Dataset entries on figures
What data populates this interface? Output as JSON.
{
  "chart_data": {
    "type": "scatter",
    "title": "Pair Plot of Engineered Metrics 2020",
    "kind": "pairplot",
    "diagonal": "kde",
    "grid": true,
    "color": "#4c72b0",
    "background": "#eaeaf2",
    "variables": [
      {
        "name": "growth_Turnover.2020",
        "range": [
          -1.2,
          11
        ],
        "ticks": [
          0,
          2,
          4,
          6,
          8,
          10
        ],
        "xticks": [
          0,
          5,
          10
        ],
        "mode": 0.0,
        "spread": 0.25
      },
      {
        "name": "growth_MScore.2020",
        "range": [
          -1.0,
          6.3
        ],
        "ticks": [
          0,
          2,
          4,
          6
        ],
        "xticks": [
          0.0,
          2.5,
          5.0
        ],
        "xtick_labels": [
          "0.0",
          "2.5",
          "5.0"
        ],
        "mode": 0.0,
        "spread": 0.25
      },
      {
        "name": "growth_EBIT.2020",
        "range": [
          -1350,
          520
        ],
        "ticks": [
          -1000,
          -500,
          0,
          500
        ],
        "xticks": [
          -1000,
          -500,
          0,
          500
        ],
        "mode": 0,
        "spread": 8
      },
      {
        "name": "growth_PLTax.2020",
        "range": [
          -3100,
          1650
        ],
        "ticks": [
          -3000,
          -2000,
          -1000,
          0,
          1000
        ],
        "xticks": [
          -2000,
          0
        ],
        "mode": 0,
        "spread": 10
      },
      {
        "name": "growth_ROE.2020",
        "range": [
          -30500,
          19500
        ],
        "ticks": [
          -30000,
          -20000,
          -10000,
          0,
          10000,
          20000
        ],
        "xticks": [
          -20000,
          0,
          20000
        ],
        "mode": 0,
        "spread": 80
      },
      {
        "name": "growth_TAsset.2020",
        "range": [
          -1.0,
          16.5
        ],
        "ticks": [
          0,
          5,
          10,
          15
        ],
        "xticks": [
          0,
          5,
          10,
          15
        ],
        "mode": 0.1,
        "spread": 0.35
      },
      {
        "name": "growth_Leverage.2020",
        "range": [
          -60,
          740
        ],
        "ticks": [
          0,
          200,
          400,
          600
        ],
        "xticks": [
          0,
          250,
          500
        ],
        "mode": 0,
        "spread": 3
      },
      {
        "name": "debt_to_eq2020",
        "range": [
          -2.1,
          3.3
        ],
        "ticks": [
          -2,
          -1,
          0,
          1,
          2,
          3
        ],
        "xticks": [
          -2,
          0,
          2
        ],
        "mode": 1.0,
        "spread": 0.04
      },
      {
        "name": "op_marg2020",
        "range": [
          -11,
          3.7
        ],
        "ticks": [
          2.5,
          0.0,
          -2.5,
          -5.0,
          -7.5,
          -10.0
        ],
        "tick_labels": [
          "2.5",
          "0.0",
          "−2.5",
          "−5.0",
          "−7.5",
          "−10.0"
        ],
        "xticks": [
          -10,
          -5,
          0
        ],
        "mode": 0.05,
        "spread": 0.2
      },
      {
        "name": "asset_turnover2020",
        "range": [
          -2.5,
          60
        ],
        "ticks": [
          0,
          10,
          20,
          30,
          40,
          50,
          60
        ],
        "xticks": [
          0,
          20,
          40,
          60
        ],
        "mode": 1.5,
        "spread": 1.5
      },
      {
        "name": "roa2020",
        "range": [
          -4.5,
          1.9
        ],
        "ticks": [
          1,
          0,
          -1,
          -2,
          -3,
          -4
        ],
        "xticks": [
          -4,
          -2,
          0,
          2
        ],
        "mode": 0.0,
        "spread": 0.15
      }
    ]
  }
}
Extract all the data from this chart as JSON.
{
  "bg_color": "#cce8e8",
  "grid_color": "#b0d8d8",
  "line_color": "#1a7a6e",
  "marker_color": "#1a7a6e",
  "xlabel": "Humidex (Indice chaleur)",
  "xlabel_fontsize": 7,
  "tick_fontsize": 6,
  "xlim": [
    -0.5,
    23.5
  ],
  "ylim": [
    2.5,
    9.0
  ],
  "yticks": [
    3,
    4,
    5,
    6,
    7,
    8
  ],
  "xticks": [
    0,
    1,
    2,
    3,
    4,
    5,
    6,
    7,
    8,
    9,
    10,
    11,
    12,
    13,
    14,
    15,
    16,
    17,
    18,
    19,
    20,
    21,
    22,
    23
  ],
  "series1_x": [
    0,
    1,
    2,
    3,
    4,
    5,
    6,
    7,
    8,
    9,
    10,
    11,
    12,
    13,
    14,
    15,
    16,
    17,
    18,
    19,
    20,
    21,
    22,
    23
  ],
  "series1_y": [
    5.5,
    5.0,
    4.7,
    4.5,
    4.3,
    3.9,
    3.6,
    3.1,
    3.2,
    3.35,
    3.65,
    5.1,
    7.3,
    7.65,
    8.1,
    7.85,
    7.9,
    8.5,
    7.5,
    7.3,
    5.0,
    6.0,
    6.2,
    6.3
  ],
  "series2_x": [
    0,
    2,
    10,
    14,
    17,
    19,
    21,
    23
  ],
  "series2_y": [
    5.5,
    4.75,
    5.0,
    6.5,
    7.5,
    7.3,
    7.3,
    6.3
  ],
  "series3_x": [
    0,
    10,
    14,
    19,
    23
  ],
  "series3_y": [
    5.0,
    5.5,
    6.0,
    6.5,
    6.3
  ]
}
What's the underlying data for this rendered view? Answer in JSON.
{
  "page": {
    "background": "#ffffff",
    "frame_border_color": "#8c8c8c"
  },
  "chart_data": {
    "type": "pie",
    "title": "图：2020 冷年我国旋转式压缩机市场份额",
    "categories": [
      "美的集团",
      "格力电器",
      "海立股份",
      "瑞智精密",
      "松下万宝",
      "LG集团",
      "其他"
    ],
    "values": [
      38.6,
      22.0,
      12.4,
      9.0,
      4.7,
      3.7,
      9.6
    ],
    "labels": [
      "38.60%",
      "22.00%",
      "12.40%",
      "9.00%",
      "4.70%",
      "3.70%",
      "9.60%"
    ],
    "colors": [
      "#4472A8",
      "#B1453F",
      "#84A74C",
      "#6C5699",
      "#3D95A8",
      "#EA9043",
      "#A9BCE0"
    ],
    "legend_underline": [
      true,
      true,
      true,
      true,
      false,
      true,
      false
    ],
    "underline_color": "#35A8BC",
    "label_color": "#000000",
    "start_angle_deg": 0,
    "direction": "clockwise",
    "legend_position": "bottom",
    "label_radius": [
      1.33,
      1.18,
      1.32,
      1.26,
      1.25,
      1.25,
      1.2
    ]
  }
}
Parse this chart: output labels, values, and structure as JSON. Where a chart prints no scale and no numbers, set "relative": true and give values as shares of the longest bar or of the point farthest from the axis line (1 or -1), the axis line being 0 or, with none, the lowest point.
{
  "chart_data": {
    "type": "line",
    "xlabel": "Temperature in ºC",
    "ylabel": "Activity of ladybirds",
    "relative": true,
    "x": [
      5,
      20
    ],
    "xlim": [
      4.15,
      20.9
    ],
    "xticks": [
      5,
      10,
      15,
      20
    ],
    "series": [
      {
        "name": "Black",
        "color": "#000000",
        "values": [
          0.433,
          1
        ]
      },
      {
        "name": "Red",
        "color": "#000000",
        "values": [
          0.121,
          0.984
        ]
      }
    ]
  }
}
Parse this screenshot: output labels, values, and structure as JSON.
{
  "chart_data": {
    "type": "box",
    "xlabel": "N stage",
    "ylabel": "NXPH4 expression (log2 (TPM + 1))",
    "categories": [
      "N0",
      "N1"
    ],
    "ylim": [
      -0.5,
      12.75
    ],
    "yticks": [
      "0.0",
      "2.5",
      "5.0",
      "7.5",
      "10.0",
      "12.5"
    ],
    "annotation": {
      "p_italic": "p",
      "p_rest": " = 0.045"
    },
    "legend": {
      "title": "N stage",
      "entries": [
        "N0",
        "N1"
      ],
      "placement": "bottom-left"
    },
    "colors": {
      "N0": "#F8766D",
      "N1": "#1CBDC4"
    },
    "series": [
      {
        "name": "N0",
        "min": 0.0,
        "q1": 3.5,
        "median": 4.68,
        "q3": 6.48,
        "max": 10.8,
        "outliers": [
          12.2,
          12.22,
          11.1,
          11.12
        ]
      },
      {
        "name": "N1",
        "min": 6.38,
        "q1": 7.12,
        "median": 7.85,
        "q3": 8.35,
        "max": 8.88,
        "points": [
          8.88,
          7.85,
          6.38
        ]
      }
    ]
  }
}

**Work to do**. Look through the data above. Copy every line with the string "bottom" in it.

**Reply**.
    "legend_position": "bottom",
      "placement": "bottom-left"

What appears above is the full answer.